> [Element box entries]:
* start *
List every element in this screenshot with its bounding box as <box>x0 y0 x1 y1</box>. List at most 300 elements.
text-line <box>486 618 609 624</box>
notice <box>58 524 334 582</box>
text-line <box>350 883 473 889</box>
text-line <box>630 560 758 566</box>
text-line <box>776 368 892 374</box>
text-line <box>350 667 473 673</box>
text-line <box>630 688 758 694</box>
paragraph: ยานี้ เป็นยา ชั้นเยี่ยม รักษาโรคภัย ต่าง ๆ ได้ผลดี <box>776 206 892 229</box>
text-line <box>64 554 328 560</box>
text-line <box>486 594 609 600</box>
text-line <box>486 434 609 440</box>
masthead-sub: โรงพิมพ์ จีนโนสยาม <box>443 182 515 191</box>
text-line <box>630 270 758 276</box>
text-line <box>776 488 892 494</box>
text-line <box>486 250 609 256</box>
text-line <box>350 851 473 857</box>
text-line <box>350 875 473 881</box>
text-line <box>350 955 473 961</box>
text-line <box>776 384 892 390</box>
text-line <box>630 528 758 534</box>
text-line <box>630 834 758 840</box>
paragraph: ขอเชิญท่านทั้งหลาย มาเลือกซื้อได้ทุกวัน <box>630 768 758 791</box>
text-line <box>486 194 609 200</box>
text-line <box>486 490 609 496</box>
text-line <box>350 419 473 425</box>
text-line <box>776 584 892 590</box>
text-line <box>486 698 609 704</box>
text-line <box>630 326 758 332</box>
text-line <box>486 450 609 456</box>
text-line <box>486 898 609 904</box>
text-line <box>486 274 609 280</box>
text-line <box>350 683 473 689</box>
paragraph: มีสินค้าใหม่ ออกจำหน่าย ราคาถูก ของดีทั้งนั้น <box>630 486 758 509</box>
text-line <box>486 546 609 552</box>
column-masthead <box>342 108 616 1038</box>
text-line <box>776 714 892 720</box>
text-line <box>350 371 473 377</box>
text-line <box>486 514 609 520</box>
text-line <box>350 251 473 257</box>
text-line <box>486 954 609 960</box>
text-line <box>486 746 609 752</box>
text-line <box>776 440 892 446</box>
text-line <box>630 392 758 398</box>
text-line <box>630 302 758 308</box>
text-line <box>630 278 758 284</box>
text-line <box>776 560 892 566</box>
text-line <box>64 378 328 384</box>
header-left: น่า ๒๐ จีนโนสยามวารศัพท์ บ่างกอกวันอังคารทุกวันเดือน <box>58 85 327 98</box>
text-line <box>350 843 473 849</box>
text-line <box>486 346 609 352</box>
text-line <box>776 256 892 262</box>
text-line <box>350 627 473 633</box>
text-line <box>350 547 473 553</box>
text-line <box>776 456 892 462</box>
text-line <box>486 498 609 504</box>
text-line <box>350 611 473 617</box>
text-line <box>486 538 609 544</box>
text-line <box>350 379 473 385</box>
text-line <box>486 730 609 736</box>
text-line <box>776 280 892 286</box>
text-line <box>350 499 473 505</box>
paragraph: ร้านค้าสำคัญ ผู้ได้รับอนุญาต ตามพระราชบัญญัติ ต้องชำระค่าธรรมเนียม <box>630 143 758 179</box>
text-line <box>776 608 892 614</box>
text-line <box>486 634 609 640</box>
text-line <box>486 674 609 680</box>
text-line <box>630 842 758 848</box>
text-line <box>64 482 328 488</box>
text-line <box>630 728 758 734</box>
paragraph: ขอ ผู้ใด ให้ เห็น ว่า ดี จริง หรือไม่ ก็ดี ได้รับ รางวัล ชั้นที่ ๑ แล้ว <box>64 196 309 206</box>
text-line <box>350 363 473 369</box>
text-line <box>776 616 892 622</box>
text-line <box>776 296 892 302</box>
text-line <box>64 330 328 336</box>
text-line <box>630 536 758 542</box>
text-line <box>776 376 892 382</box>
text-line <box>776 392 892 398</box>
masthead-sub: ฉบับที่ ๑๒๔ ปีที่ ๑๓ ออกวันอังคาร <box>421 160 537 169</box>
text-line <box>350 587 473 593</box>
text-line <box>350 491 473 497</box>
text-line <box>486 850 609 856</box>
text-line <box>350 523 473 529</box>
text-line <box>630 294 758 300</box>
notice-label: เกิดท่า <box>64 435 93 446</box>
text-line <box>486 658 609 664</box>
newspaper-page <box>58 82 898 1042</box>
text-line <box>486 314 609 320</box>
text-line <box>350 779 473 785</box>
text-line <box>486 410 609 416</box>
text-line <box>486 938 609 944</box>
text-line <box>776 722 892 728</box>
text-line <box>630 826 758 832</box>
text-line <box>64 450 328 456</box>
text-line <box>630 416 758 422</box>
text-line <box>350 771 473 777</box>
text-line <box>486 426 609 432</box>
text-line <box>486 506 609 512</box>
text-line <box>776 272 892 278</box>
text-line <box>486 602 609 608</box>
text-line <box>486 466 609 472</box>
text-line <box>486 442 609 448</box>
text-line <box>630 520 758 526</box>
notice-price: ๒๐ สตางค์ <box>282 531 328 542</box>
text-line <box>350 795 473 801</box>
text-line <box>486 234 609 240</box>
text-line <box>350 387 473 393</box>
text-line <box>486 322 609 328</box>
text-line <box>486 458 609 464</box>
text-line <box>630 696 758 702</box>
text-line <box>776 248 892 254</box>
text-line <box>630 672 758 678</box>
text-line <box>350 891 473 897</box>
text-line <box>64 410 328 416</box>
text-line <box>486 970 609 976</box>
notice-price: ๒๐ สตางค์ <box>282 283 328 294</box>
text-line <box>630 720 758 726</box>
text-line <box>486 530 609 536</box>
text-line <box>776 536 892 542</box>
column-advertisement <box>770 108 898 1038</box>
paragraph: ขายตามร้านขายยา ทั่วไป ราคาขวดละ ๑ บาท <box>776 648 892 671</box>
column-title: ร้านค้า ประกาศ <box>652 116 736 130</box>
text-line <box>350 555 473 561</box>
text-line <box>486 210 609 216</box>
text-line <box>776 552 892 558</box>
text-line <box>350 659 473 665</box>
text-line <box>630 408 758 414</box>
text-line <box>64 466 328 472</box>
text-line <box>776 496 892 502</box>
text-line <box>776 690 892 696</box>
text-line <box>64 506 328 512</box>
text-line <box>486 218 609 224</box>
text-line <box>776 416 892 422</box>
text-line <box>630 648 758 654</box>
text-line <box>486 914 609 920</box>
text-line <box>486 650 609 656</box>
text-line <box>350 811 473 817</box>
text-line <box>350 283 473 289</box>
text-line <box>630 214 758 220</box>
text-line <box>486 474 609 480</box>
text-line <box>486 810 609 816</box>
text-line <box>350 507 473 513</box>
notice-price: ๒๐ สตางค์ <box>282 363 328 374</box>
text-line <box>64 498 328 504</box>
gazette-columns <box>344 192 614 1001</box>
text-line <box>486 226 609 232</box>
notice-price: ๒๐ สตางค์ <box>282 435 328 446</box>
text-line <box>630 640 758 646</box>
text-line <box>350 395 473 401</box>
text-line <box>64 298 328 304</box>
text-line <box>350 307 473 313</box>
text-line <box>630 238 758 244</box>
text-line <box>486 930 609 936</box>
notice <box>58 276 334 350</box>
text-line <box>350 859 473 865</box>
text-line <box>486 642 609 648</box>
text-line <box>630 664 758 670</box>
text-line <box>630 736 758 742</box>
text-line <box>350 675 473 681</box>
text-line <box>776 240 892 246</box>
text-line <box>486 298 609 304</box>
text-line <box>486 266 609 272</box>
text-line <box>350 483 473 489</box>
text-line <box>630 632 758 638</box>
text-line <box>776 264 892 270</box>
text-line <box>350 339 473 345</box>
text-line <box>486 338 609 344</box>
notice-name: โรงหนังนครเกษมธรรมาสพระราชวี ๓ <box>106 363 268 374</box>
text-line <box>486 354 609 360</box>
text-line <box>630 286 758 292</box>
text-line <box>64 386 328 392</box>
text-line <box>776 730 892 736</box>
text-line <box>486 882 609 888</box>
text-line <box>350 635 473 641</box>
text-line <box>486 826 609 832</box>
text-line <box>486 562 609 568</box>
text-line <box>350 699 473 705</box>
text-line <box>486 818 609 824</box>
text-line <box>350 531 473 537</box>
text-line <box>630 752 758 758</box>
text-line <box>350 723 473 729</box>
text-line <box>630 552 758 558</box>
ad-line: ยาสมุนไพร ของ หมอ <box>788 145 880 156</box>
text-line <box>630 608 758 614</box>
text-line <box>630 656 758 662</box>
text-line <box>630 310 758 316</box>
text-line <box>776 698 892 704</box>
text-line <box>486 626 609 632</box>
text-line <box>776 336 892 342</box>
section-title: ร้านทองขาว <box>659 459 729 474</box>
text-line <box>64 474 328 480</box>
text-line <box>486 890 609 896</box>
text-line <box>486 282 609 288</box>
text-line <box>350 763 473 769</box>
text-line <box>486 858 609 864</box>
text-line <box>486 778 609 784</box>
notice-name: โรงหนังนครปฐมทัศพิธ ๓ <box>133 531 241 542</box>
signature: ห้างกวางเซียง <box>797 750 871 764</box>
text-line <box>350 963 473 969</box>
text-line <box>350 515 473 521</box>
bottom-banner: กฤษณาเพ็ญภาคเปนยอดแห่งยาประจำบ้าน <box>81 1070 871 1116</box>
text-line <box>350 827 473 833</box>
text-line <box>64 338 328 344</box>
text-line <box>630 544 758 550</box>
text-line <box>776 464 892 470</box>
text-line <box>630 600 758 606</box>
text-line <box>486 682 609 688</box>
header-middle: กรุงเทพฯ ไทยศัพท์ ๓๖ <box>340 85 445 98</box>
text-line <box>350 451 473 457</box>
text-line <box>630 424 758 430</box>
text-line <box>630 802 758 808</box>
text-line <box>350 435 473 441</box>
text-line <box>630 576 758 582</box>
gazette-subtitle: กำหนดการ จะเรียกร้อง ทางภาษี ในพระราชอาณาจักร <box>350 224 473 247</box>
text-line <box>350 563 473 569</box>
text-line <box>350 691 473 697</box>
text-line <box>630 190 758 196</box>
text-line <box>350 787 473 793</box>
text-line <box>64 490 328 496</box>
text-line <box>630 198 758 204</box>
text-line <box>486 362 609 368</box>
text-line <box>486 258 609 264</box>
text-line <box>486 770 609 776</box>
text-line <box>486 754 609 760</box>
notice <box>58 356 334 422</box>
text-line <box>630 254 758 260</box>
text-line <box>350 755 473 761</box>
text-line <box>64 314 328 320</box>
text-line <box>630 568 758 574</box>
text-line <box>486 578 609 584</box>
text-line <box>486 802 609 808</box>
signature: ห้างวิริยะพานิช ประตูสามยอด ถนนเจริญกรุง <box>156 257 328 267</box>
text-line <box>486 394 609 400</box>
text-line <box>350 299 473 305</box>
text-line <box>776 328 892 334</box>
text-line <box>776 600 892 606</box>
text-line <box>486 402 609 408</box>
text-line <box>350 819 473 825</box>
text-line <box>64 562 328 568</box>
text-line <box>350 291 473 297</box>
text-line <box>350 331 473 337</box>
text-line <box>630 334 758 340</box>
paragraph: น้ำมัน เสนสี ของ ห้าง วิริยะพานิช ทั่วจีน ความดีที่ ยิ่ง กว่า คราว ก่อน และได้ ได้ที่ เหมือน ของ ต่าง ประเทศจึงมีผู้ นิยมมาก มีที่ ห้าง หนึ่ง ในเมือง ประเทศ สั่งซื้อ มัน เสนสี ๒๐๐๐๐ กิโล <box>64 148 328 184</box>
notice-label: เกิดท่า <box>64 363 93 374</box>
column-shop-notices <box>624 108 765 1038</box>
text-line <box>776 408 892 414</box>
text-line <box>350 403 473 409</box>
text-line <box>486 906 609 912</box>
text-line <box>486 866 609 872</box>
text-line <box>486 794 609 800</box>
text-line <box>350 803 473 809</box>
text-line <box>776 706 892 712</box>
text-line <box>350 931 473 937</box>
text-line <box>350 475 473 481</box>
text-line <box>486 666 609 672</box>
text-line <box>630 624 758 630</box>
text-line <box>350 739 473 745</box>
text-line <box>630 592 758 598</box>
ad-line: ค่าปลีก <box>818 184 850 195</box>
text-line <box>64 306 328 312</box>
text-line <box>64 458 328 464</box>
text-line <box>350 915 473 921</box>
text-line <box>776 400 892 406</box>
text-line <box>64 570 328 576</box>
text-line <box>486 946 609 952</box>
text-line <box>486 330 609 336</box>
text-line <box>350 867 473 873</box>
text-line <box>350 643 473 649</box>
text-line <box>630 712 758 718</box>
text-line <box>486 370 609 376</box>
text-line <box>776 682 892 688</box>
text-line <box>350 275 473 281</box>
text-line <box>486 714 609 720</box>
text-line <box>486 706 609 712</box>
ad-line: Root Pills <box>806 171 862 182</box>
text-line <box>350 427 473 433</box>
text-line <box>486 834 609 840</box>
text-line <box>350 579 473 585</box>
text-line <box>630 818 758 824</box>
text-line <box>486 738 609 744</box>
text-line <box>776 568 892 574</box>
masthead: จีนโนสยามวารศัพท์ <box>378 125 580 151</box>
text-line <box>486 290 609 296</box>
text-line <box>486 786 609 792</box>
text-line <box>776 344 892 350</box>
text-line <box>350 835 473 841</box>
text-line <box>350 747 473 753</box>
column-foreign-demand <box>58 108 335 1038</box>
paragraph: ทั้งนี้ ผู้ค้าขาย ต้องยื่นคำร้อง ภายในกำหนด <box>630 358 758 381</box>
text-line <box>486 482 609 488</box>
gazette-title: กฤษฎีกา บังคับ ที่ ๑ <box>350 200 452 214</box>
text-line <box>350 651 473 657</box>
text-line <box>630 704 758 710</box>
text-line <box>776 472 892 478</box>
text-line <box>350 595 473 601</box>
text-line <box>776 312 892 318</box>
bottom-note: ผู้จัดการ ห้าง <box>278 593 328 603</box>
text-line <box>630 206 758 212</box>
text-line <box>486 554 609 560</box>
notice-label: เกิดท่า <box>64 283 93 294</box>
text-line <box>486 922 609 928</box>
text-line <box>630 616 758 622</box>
* end *
> [WORK TO DO]: Reproduce the entries verbatim, starting with the first line and continuing through the line containing "text-line <box>630 834 758 840</box>". Include both of those lines.

> [EXERCISE RESPONSE]:
List every element in this screenshot with its bounding box as <box>x0 y0 x1 y1</box>. List at most 300 elements.
text-line <box>486 618 609 624</box>
notice <box>58 524 334 582</box>
text-line <box>350 883 473 889</box>
text-line <box>630 560 758 566</box>
text-line <box>776 368 892 374</box>
text-line <box>350 667 473 673</box>
text-line <box>630 688 758 694</box>
paragraph: ยานี้ เป็นยา ชั้นเยี่ยม รักษาโรคภัย ต่าง ๆ ได้ผลดี <box>776 206 892 229</box>
text-line <box>64 554 328 560</box>
text-line <box>486 594 609 600</box>
text-line <box>486 434 609 440</box>
masthead-sub: โรงพิมพ์ จีนโนสยาม <box>443 182 515 191</box>
text-line <box>630 270 758 276</box>
text-line <box>776 488 892 494</box>
text-line <box>486 250 609 256</box>
text-line <box>350 851 473 857</box>
text-line <box>350 875 473 881</box>
text-line <box>350 955 473 961</box>
text-line <box>776 384 892 390</box>
text-line <box>630 528 758 534</box>
text-line <box>630 834 758 840</box>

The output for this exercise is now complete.